*Set exercise:*
All of the data that follows should be retyped exactly, please, except the pictures.

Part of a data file
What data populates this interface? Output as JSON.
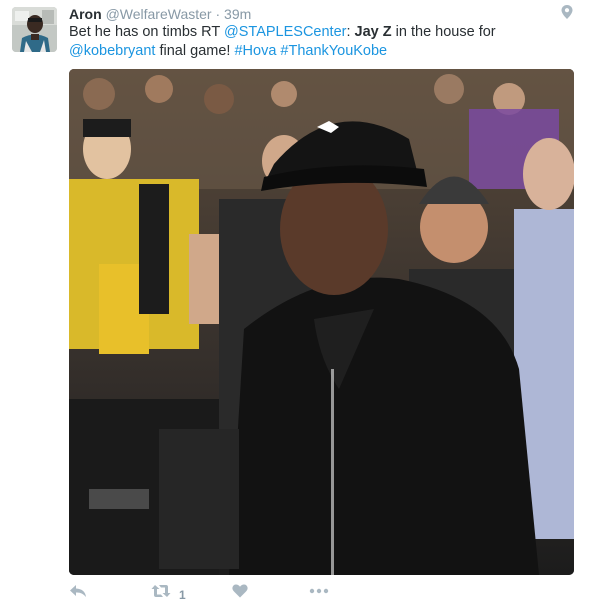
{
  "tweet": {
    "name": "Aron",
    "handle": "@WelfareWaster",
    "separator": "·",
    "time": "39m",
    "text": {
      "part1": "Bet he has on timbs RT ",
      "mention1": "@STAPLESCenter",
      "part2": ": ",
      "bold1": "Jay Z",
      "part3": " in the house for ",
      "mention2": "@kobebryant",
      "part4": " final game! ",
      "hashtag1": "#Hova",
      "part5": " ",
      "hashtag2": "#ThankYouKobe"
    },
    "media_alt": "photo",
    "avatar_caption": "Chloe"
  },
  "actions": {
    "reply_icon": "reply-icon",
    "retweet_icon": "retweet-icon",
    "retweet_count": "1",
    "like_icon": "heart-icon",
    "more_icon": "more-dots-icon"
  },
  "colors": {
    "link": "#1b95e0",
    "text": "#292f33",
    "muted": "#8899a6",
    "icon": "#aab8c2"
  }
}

*Answer to the problem:*
What data populates this interface? Output as JSON.
{
  "tweet": {
    "name": "Aron",
    "handle": "@WelfareWaster",
    "separator": "·",
    "time": "39m",
    "text": {
      "part1": "Bet he has on timbs RT ",
      "mention1": "@STAPLESCenter",
      "part2": ": ",
      "bold1": "Jay Z",
      "part3": " in the house for ",
      "mention2": "@kobebryant",
      "part4": " final game! ",
      "hashtag1": "#Hova",
      "part5": " ",
      "hashtag2": "#ThankYouKobe"
    },
    "media_alt": "photo",
    "avatar_caption": "Chloe"
  },
  "actions": {
    "reply_icon": "reply-icon",
    "retweet_icon": "retweet-icon",
    "retweet_count": "1",
    "like_icon": "heart-icon",
    "more_icon": "more-dots-icon"
  },
  "colors": {
    "link": "#1b95e0",
    "text": "#292f33",
    "muted": "#8899a6",
    "icon": "#aab8c2"
  }
}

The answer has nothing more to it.